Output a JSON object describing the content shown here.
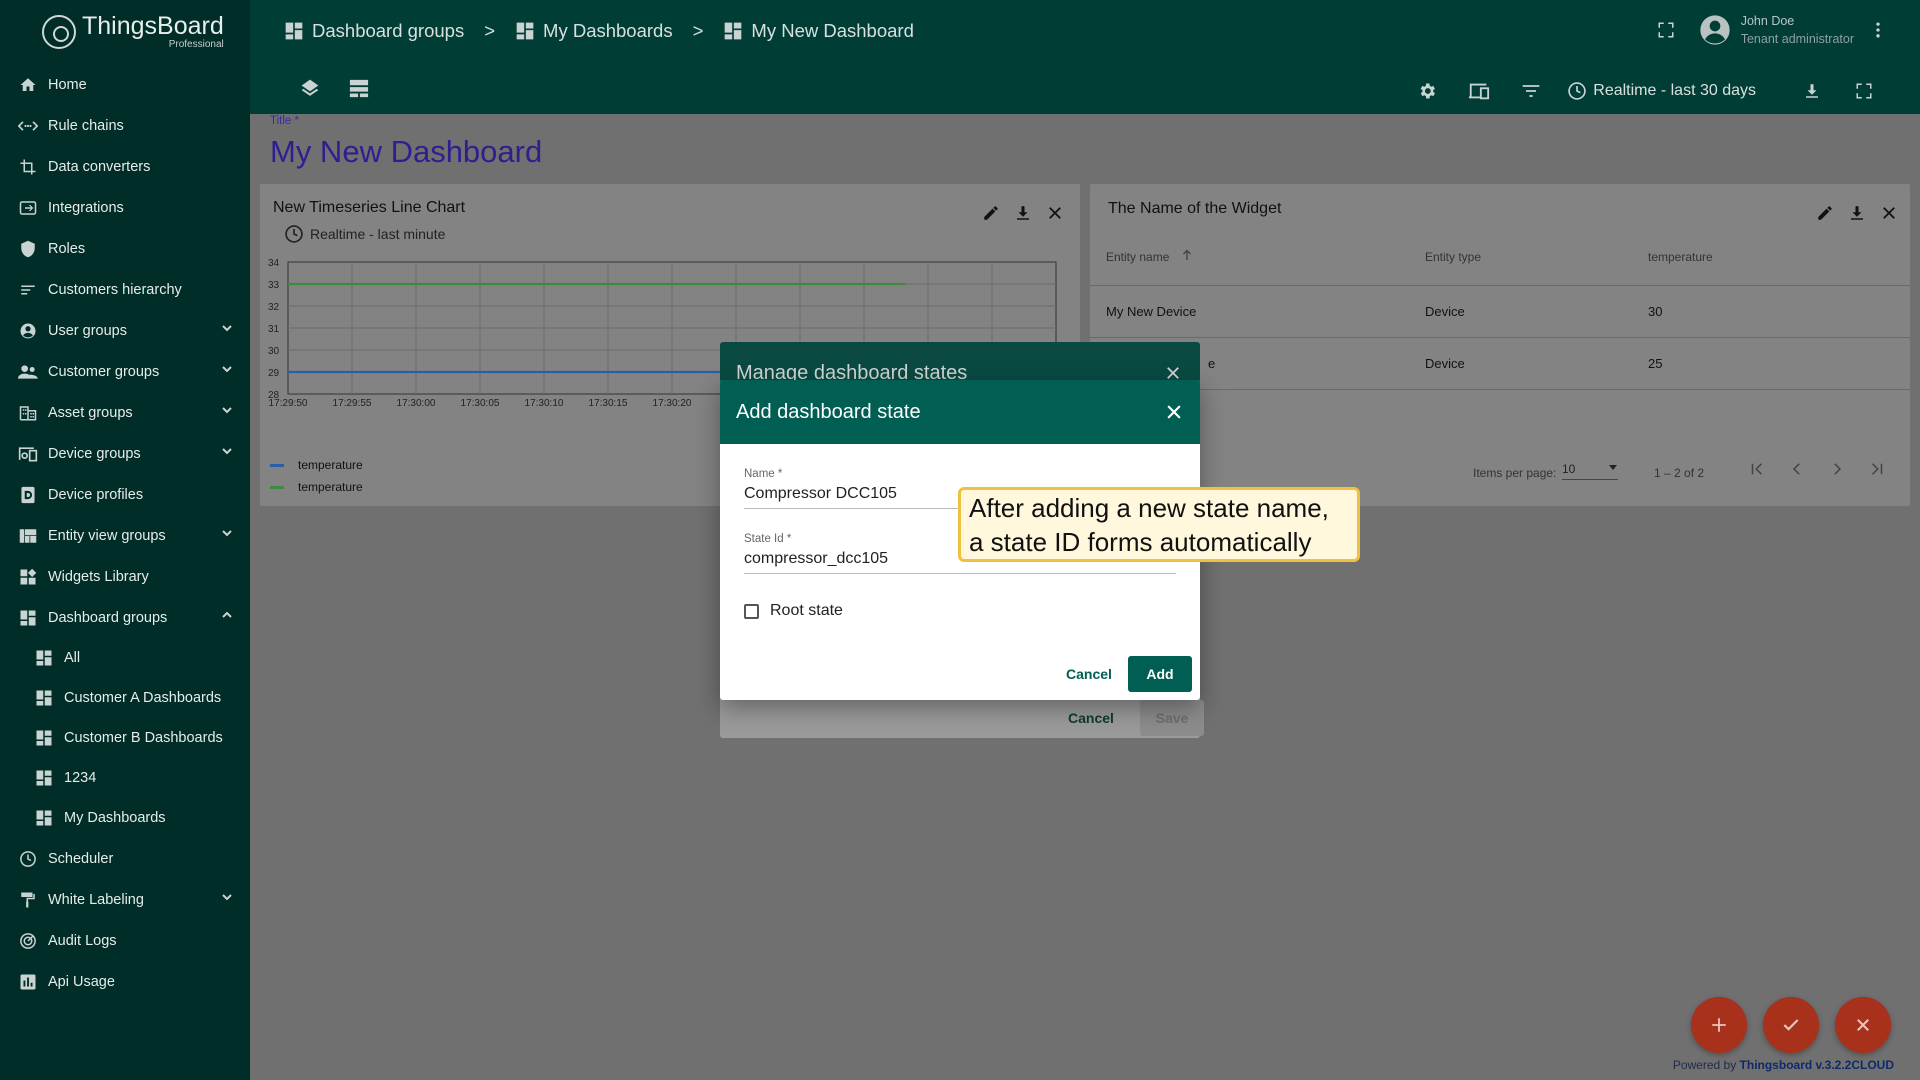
{
  "sidebar": {
    "logo_name": "ThingsBoard",
    "logo_sub": "Professional",
    "items": [
      {
        "label": "Home",
        "icon": "home-icon"
      },
      {
        "label": "Rule chains",
        "icon": "rule-chain-icon"
      },
      {
        "label": "Data converters",
        "icon": "converter-icon"
      },
      {
        "label": "Integrations",
        "icon": "integration-icon"
      },
      {
        "label": "Roles",
        "icon": "shield-icon"
      },
      {
        "label": "Customers hierarchy",
        "icon": "hierarchy-icon"
      },
      {
        "label": "User groups",
        "icon": "account-icon"
      },
      {
        "label": "Customer groups",
        "icon": "supervisor-icon"
      },
      {
        "label": "Asset groups",
        "icon": "domain-icon"
      },
      {
        "label": "Device groups",
        "icon": "devices-icon"
      },
      {
        "label": "Device profiles",
        "icon": "device-profile-icon"
      },
      {
        "label": "Entity view groups",
        "icon": "view-quilt-icon"
      },
      {
        "label": "Widgets Library",
        "icon": "widgets-icon"
      },
      {
        "label": "Dashboard groups",
        "icon": "dashboard-icon"
      },
      {
        "label": "Scheduler",
        "icon": "clock-icon"
      },
      {
        "label": "White Labeling",
        "icon": "paint-roller-icon"
      },
      {
        "label": "Audit Logs",
        "icon": "track-changes-icon"
      },
      {
        "label": "Api Usage",
        "icon": "insert-chart-icon"
      }
    ],
    "sub_items": [
      "All",
      "Customer A Dashboards",
      "Customer B Dashboards",
      "1234",
      "My Dashboards"
    ]
  },
  "topbar": {
    "crumbs": [
      "Dashboard groups",
      "My Dashboards",
      "My New Dashboard"
    ],
    "separator": ">",
    "user_name": "John Doe",
    "user_role": "Tenant administrator",
    "realtime": "Realtime - last 30 days"
  },
  "dashboard": {
    "title_label": "Title *",
    "title_value": "My New Dashboard"
  },
  "chart_widget": {
    "title": "New Timeseries Line Chart",
    "subtitle": "Realtime - last minute",
    "legend": [
      "temperature",
      "temperature"
    ]
  },
  "chart_data": {
    "type": "line",
    "x": [
      "17:29:50",
      "17:29:55",
      "17:30:00",
      "17:30:05",
      "17:30:10",
      "17:30:15",
      "17:30:20"
    ],
    "yticks": [
      "34",
      "33",
      "32",
      "31",
      "30",
      "29",
      "28"
    ],
    "ylim": [
      28,
      34
    ],
    "series": [
      {
        "name": "temperature",
        "color": "#2a5fa8",
        "values": [
          29,
          29,
          29,
          29,
          29,
          29,
          29
        ]
      },
      {
        "name": "temperature",
        "color": "#3e8a3e",
        "values": [
          33,
          33,
          33,
          33,
          33,
          33,
          33
        ]
      }
    ],
    "grid": true
  },
  "table_widget": {
    "title": "The Name of the Widget",
    "headers": [
      "Entity name",
      "Entity type",
      "temperature"
    ],
    "rows": [
      {
        "name": "My New Device",
        "type": "Device",
        "value": "30"
      },
      {
        "name": "e",
        "type": "Device",
        "value": "25"
      }
    ],
    "items_per_page_label": "Items per page:",
    "items_per_page": "10",
    "range": "1 – 2 of 2"
  },
  "back_dialog": {
    "title": "Manage dashboard states",
    "cancel": "Cancel",
    "save": "Save"
  },
  "dialog": {
    "title": "Add dashboard state",
    "name_label": "Name *",
    "name_value": "Compressor DCC105",
    "stateid_label": "State Id *",
    "stateid_value": "compressor_dcc105",
    "root_label": "Root state",
    "cancel": "Cancel",
    "add": "Add"
  },
  "callout": {
    "line1": "After adding a new state name,",
    "line2": "a state ID forms automatically"
  },
  "footer": {
    "powered_prefix": "Powered by ",
    "powered_link": "Thingsboard v.3.2.2CLOUD"
  }
}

⁂

*Set task*
Using the data above, write out every line exactly, leaving the images behind.

*Exercise solution*
Output a JSON object describing the content shown here.
{
  "sidebar": {
    "logo_name": "ThingsBoard",
    "logo_sub": "Professional",
    "items": [
      {
        "label": "Home",
        "icon": "home-icon"
      },
      {
        "label": "Rule chains",
        "icon": "rule-chain-icon"
      },
      {
        "label": "Data converters",
        "icon": "converter-icon"
      },
      {
        "label": "Integrations",
        "icon": "integration-icon"
      },
      {
        "label": "Roles",
        "icon": "shield-icon"
      },
      {
        "label": "Customers hierarchy",
        "icon": "hierarchy-icon"
      },
      {
        "label": "User groups",
        "icon": "account-icon"
      },
      {
        "label": "Customer groups",
        "icon": "supervisor-icon"
      },
      {
        "label": "Asset groups",
        "icon": "domain-icon"
      },
      {
        "label": "Device groups",
        "icon": "devices-icon"
      },
      {
        "label": "Device profiles",
        "icon": "device-profile-icon"
      },
      {
        "label": "Entity view groups",
        "icon": "view-quilt-icon"
      },
      {
        "label": "Widgets Library",
        "icon": "widgets-icon"
      },
      {
        "label": "Dashboard groups",
        "icon": "dashboard-icon"
      },
      {
        "label": "Scheduler",
        "icon": "clock-icon"
      },
      {
        "label": "White Labeling",
        "icon": "paint-roller-icon"
      },
      {
        "label": "Audit Logs",
        "icon": "track-changes-icon"
      },
      {
        "label": "Api Usage",
        "icon": "insert-chart-icon"
      }
    ],
    "sub_items": [
      "All",
      "Customer A Dashboards",
      "Customer B Dashboards",
      "1234",
      "My Dashboards"
    ]
  },
  "topbar": {
    "crumbs": [
      "Dashboard groups",
      "My Dashboards",
      "My New Dashboard"
    ],
    "separator": ">",
    "user_name": "John Doe",
    "user_role": "Tenant administrator",
    "realtime": "Realtime - last 30 days"
  },
  "dashboard": {
    "title_label": "Title *",
    "title_value": "My New Dashboard"
  },
  "chart_widget": {
    "title": "New Timeseries Line Chart",
    "subtitle": "Realtime - last minute",
    "legend": [
      "temperature",
      "temperature"
    ]
  },
  "chart_data": {
    "type": "line",
    "x": [
      "17:29:50",
      "17:29:55",
      "17:30:00",
      "17:30:05",
      "17:30:10",
      "17:30:15",
      "17:30:20"
    ],
    "yticks": [
      "34",
      "33",
      "32",
      "31",
      "30",
      "29",
      "28"
    ],
    "ylim": [
      28,
      34
    ],
    "series": [
      {
        "name": "temperature",
        "color": "#2a5fa8",
        "values": [
          29,
          29,
          29,
          29,
          29,
          29,
          29
        ]
      },
      {
        "name": "temperature",
        "color": "#3e8a3e",
        "values": [
          33,
          33,
          33,
          33,
          33,
          33,
          33
        ]
      }
    ],
    "grid": true
  },
  "table_widget": {
    "title": "The Name of the Widget",
    "headers": [
      "Entity name",
      "Entity type",
      "temperature"
    ],
    "rows": [
      {
        "name": "My New Device",
        "type": "Device",
        "value": "30"
      },
      {
        "name": "e",
        "type": "Device",
        "value": "25"
      }
    ],
    "items_per_page_label": "Items per page:",
    "items_per_page": "10",
    "range": "1 – 2 of 2"
  },
  "back_dialog": {
    "title": "Manage dashboard states",
    "cancel": "Cancel",
    "save": "Save"
  },
  "dialog": {
    "title": "Add dashboard state",
    "name_label": "Name *",
    "name_value": "Compressor DCC105",
    "stateid_label": "State Id *",
    "stateid_value": "compressor_dcc105",
    "root_label": "Root state",
    "cancel": "Cancel",
    "add": "Add"
  },
  "callout": {
    "line1": "After adding a new state name,",
    "line2": "a state ID forms automatically"
  },
  "footer": {
    "powered_prefix": "Powered by ",
    "powered_link": "Thingsboard v.3.2.2CLOUD"
  }
}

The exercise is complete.